**Stated problem:**
Select the lines that contain "rock" and copy each of them.

**Data supplied:**

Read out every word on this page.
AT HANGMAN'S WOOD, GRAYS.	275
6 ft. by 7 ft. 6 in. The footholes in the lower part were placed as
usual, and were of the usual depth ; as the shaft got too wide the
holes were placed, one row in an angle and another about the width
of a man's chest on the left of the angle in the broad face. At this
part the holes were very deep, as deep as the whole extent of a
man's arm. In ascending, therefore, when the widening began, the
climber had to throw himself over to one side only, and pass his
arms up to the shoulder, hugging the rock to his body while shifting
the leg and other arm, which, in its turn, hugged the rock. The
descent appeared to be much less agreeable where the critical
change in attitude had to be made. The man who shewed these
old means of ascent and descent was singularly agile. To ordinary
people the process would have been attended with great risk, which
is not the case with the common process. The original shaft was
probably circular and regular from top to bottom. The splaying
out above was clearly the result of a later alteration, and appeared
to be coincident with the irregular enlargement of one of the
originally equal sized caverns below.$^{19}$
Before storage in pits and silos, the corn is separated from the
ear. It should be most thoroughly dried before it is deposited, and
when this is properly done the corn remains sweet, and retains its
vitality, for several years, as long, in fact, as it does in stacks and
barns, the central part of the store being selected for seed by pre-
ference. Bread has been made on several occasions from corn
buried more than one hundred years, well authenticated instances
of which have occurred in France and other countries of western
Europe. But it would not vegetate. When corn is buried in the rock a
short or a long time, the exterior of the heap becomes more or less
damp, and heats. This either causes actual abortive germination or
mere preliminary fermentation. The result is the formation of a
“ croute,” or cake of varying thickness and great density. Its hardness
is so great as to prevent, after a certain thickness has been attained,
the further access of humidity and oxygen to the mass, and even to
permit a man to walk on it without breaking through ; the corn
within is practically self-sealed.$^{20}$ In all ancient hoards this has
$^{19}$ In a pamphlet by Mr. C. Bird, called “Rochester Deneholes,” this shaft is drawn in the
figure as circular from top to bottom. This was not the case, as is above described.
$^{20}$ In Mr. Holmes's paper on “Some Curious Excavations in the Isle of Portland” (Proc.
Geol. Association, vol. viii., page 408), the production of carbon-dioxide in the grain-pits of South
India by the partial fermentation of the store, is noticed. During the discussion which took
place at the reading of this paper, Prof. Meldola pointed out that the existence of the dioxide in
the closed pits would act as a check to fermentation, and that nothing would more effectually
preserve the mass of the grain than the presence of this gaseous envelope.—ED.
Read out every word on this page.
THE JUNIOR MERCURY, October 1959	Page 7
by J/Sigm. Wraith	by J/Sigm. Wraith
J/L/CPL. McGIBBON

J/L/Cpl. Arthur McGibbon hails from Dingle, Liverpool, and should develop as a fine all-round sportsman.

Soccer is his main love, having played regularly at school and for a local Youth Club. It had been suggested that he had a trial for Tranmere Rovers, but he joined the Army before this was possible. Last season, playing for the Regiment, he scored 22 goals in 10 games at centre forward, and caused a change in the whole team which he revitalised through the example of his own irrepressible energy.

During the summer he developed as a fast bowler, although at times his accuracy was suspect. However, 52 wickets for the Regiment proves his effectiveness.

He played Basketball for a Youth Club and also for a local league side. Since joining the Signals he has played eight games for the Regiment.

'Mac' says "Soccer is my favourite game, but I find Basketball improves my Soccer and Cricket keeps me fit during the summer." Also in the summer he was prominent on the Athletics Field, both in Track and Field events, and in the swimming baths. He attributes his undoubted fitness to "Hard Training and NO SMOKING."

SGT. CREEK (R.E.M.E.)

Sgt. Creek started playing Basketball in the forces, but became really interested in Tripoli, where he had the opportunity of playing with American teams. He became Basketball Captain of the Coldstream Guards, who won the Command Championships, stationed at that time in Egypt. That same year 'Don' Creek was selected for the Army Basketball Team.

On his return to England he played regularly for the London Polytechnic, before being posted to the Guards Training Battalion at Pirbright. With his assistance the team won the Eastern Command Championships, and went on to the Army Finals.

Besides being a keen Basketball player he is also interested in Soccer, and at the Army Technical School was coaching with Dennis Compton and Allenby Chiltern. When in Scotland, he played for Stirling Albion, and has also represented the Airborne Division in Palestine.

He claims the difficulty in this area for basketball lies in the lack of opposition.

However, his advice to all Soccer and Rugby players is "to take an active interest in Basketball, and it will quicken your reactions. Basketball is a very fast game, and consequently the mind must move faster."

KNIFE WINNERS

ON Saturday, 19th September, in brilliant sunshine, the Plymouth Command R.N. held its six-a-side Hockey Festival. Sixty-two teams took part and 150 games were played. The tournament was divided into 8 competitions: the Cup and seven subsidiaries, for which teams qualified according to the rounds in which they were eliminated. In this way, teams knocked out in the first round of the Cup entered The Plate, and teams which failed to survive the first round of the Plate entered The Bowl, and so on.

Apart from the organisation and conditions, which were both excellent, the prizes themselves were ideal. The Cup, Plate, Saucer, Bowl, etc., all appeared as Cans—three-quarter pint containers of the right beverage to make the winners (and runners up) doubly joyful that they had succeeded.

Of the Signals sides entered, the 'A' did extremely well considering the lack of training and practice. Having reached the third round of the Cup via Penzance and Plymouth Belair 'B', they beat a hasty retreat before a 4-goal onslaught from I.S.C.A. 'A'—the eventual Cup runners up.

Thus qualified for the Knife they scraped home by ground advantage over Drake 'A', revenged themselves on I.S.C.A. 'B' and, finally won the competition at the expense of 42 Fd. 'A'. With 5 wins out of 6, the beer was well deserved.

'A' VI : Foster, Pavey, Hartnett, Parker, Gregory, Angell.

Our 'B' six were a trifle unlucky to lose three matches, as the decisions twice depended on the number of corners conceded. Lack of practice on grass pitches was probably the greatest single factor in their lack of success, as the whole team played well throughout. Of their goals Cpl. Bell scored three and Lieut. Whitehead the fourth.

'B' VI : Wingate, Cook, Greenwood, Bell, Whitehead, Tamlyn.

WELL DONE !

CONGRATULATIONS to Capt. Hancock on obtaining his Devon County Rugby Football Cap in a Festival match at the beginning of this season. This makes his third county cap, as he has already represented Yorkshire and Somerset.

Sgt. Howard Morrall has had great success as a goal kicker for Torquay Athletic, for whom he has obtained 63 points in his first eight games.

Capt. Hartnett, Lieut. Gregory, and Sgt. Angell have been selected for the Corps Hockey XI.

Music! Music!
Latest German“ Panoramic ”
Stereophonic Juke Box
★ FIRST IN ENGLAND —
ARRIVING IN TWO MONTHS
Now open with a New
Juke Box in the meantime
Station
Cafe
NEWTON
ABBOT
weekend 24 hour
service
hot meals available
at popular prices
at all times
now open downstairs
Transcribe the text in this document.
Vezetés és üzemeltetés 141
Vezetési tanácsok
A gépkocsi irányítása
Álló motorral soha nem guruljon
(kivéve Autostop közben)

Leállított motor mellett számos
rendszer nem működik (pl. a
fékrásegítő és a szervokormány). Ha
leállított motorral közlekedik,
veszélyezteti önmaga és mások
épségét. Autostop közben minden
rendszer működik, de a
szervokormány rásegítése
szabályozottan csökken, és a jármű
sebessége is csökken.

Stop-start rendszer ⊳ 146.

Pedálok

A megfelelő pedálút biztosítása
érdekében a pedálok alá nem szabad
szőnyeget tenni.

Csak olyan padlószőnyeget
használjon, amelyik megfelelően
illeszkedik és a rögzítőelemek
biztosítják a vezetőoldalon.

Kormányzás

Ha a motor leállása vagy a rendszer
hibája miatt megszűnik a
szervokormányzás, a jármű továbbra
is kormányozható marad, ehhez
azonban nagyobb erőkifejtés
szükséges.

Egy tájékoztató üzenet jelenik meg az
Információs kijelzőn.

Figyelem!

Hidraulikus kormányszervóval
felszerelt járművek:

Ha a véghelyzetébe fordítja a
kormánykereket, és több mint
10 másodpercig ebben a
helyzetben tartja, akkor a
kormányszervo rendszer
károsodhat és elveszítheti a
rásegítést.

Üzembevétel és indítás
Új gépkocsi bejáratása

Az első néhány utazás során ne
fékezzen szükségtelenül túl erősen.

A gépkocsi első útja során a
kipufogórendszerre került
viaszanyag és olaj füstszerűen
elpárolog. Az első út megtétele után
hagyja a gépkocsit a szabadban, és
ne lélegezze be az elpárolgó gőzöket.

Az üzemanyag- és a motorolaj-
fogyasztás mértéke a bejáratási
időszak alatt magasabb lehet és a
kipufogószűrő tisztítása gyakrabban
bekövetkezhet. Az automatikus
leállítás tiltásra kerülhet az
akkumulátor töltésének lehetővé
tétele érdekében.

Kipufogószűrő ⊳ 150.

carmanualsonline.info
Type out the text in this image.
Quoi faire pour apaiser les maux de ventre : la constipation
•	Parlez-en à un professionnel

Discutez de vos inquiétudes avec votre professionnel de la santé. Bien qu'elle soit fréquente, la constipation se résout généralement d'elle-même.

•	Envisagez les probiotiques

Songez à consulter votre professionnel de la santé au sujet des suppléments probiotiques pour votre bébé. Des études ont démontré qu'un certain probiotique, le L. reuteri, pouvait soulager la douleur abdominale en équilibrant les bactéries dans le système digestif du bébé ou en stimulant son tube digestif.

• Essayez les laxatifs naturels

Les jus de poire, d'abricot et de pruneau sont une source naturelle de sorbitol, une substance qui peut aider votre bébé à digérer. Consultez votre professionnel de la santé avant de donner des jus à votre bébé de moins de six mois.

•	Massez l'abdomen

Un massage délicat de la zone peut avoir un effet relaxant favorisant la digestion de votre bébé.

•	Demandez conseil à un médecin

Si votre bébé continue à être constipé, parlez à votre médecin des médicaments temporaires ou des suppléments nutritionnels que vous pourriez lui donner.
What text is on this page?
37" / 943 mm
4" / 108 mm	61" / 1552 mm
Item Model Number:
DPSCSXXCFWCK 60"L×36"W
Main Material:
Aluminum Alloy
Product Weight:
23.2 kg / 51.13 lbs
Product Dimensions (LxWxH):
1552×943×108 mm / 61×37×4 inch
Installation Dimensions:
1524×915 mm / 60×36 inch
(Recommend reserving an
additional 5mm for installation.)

**Solution:**
arms up to the shoulder, hugging the rock to his body while shifting
the leg and other arm, which, in its turn, hugged the rock. The
Europe. But it would not vegetate. When corn is buried in the rock a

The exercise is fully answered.